> **MATERIAL PROVIDED**

----

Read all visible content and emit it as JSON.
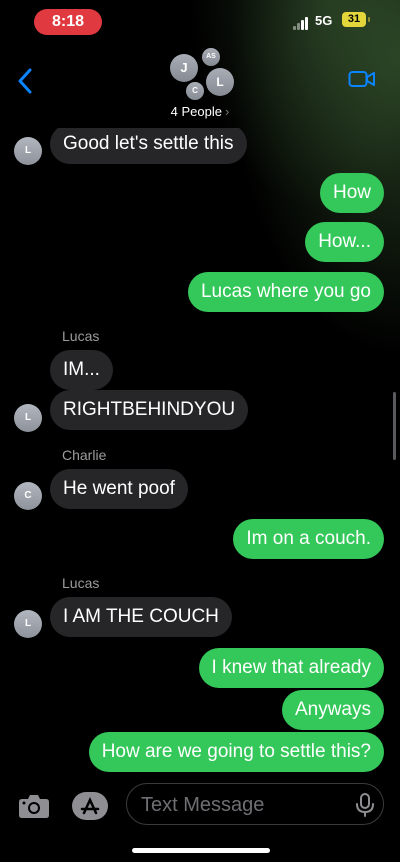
{
  "status_bar": {
    "time": "8:18",
    "network": "5G",
    "battery": "31"
  },
  "header": {
    "avatars": [
      "J",
      "AS",
      "L",
      "C"
    ],
    "group_name": "4 People",
    "chevron": "›"
  },
  "messages": [
    {
      "type": "received",
      "avatar": "L",
      "text": "Good let's settle this"
    },
    {
      "type": "sent",
      "text": "How"
    },
    {
      "type": "sent",
      "text": "How..."
    },
    {
      "type": "sent",
      "text": "Lucas where you go"
    },
    {
      "type": "sender",
      "text": "Lucas"
    },
    {
      "type": "received",
      "text": "IM..."
    },
    {
      "type": "received",
      "avatar": "L",
      "text": "RIGHTBEHINDYOU"
    },
    {
      "type": "sender",
      "text": "Charlie"
    },
    {
      "type": "received",
      "avatar": "C",
      "text": "He went poof"
    },
    {
      "type": "sent",
      "text": "Im on a couch."
    },
    {
      "type": "sender",
      "text": "Lucas"
    },
    {
      "type": "received",
      "avatar": "L",
      "text": "I AM THE COUCH"
    },
    {
      "type": "sent",
      "text": "I knew that already"
    },
    {
      "type": "sent",
      "text": "Anyways"
    },
    {
      "type": "sent",
      "text": "How are we going to settle this?"
    }
  ],
  "input": {
    "placeholder": "Text Message"
  },
  "icons": {
    "back": "chevron-left-icon",
    "video": "video-camera-icon",
    "camera": "camera-icon",
    "apps": "app-store-icon",
    "mic": "microphone-icon"
  },
  "colors": {
    "sent": "#34c759",
    "received": "#262629",
    "accent": "#0a84ff",
    "time_pill": "#e0393f"
  }
}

----

> **TASK GOAL**
Look over the listing. Pull out every line with the string "camera" in it.

> **EXERCISE RESPONSE**
    "video": "video-camera-icon",
    "camera": "camera-icon",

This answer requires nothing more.